EXERCISE DETAILS:
Note each line that includes the word "building". Copy those lines.

►

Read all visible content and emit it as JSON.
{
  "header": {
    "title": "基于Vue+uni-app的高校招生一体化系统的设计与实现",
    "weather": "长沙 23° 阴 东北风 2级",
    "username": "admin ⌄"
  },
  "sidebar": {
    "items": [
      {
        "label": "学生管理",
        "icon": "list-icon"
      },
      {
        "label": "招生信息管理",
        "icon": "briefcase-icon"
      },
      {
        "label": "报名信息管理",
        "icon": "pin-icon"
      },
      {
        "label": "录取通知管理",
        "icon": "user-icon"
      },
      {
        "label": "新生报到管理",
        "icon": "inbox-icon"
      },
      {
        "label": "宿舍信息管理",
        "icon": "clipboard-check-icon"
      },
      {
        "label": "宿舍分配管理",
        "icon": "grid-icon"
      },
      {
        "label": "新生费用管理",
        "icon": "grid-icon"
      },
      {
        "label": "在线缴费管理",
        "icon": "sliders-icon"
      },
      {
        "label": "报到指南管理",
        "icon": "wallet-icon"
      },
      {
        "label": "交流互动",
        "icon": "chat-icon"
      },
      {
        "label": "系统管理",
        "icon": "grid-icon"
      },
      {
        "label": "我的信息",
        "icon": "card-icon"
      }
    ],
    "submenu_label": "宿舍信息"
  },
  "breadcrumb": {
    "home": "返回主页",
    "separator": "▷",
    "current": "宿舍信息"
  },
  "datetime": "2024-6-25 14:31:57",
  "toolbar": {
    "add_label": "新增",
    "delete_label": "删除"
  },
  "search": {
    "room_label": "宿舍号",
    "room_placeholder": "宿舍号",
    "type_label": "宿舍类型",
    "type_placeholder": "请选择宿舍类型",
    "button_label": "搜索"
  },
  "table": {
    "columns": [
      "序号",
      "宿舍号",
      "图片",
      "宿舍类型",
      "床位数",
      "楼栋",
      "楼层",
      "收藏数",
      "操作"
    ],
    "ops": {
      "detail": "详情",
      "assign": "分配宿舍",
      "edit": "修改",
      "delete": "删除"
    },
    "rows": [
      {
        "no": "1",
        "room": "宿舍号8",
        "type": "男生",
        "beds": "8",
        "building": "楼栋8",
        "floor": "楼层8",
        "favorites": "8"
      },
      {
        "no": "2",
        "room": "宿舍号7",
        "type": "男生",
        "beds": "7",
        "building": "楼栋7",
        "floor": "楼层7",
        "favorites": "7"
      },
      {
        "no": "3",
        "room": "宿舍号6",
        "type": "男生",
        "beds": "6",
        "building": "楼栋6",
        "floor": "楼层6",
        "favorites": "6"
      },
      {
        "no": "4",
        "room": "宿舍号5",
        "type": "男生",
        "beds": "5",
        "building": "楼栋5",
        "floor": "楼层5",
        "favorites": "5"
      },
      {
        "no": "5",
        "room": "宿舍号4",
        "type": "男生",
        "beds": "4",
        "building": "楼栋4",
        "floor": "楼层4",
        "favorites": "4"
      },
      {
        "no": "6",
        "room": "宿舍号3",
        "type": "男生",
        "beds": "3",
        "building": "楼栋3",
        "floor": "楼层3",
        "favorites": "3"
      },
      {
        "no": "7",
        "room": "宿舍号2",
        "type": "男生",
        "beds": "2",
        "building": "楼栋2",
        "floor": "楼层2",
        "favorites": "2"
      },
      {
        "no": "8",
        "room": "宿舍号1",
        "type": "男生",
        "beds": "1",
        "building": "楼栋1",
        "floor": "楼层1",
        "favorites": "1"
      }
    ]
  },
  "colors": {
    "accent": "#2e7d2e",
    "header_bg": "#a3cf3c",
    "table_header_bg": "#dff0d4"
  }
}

◄

ANSWER TO THIS TASK:
        "building": "楼栋8",
        "building": "楼栋7",
        "building": "楼栋6",
        "building": "楼栋5",
        "building": "楼栋4",
        "building": "楼栋3",
        "building": "楼栋2",
        "building": "楼栋1",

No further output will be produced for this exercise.